[START OF PROVIDED DATA]

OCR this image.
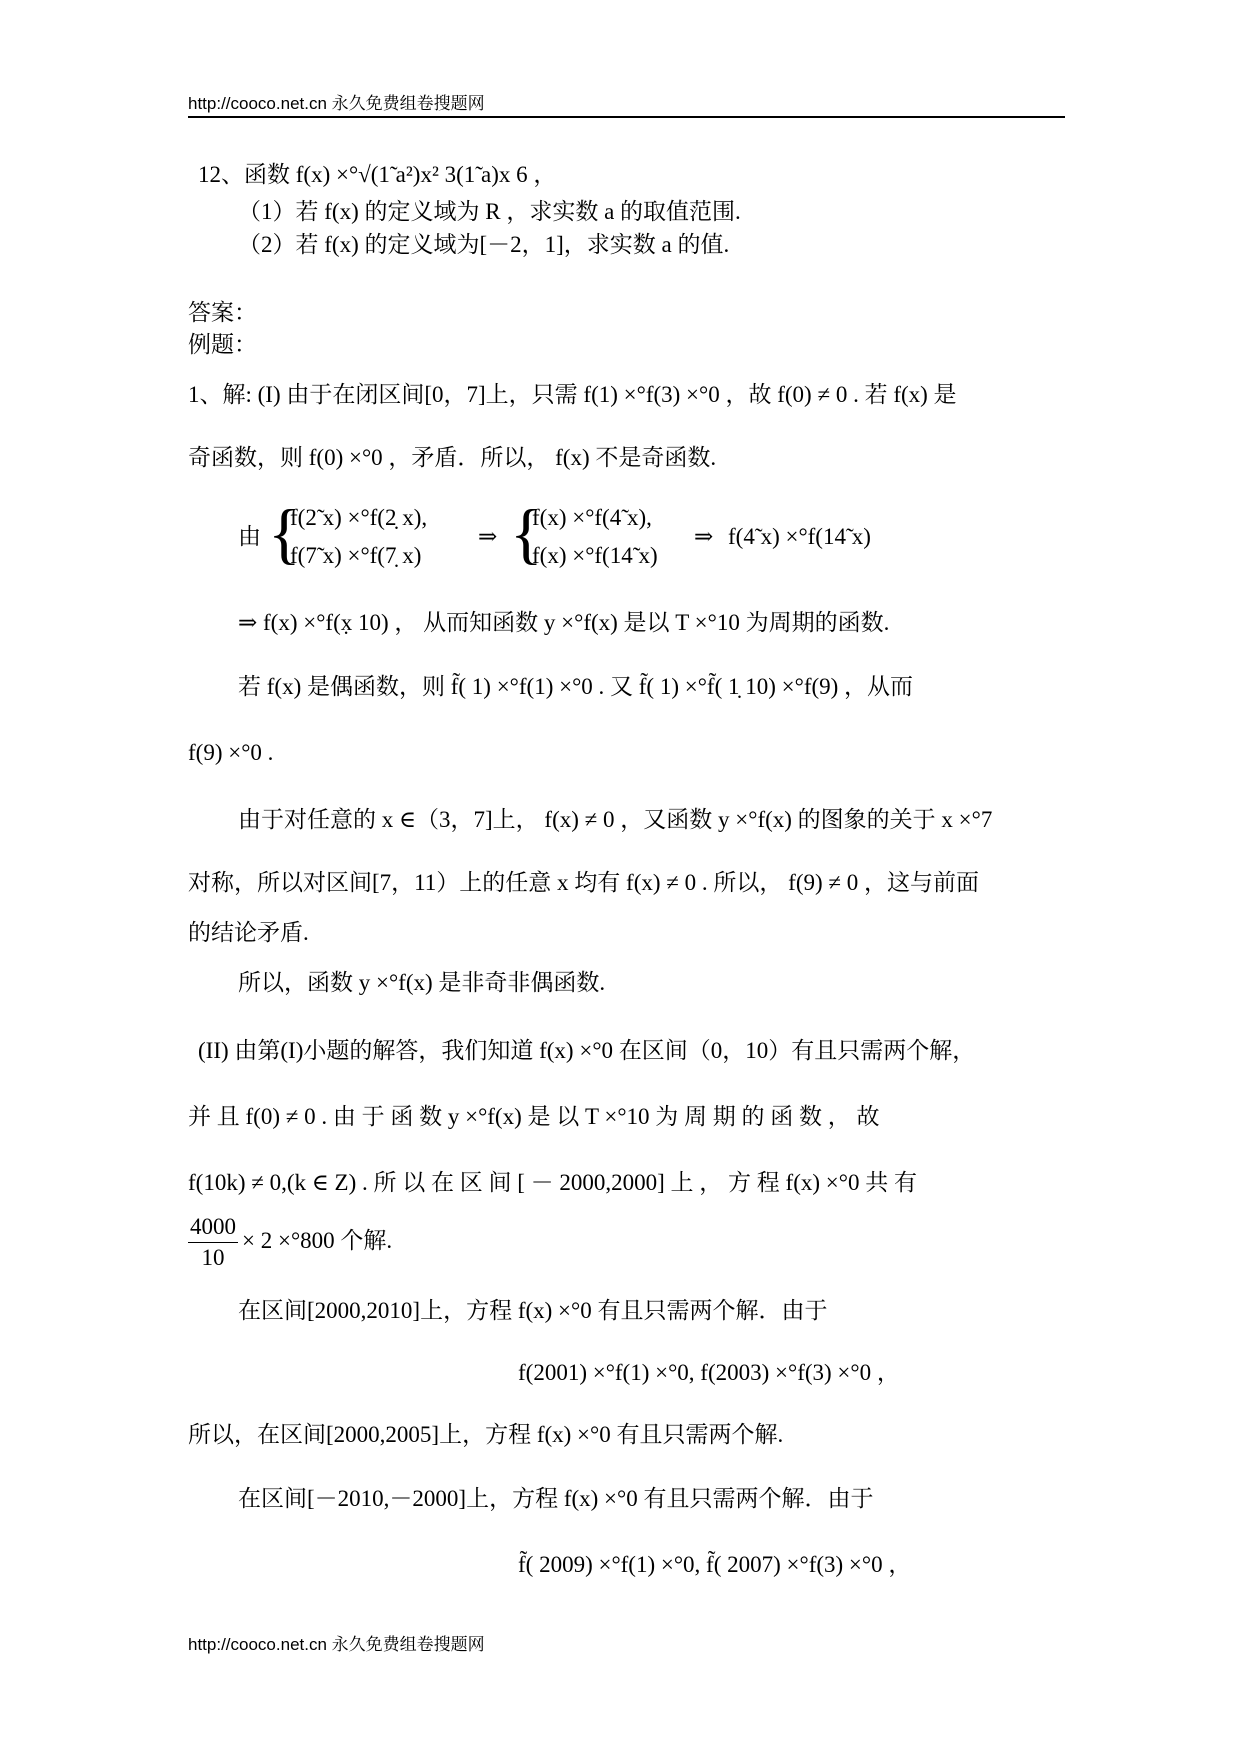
http://cooco.net.cn 永久免费组卷搜题网
12、函数 f(x) ×°√(1̃ a²)x² 3(1̃ a)x 6 ，
（1）若 f(x) 的定义域为 R ，求实数 a 的取值范围.
（2）若 f(x) 的定义域为[－2，1]，求实数 a 的值.
答案：
例题：
1、解: (I) 由于在闭区间[0，7]上，只需 f(1) ×°f(3) ×°0 ，故 f(0) ≠ 0 . 若 f(x) 是
奇函数，则 f(0) ×°0 ，矛盾．所以， f(x) 不是奇函数.
由 {
f(2̃ x) ×°f(2̣ x),
f(7̃ x) ×°f(7̣ x)
⇒ {
f(x) ×°f(4̃ x),
f(x) ×°f(14̃ x)
⇒ f(4̃ x) ×°f(14̃ x)
⇒ f(x) ×°f(x̣ 10) ， 从而知函数 y ×°f(x) 是以 T ×°10 为周期的函数.
若 f(x) 是偶函数，则 f̃( 1) ×°f(1) ×°0 . 又 f̃( 1) ×°f̃( 1̣ 10) ×°f(9) ，从而
f(9) ×°0 .
由于对任意的 x ∈（3，7]上， f(x) ≠ 0 ，又函数 y ×°f(x) 的图象的关于 x ×°7
对称，所以对区间[7，11）上的任意 x 均有 f(x) ≠ 0 . 所以， f(9) ≠ 0 ，这与前面
的结论矛盾.
所以，函数 y ×°f(x) 是非奇非偶函数.
(II) 由第(I)小题的解答，我们知道 f(x) ×°0 在区间（0，10）有且只需两个解，
并 且 f(0) ≠ 0 . 由 于 函 数 y ×°f(x) 是 以 T ×°10 为 周 期 的 函 数 ， 故
f(10k) ≠ 0,(k ∈ Z) . 所 以 在 区 间 [ － 2000,2000] 上 ， 方 程 f(x) ×°0 共 有
$\frac{4000}{10} \times 2 \times^\circ 800$ 个解.
在区间[2000,2010]上，方程 f(x) ×°0 有且只需两个解．由于
f(2001) ×°f(1) ×°0, f(2003) ×°f(3) ×°0 ，
所以，在区间[2000,2005]上，方程 f(x) ×°0 有且只需两个解.
在区间[－2010,－2000]上，方程 f(x) ×°0 有且只需两个解．由于
f̃( 2009) ×°f(1) ×°0, f̃( 2007) ×°f(3) ×°0 ，
http://cooco.net.cn 永久免费组卷搜题网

[END OF PROVIDED DATA]

▶ [WRITTEN EXERCISE] Your task is to pick out every line with the string "有且只需两个解" and copy it.

▶ [RIGHT ANSWER]
(II) 由第(I)小题的解答，我们知道 f(x) ×°0 在区间（0，10）有且只需两个解，
在区间[2000,2010]上，方程 f(x) ×°0 有且只需两个解．由于
所以，在区间[2000,2005]上，方程 f(x) ×°0 有且只需两个解.
在区间[－2010,－2000]上，方程 f(x) ×°0 有且只需两个解．由于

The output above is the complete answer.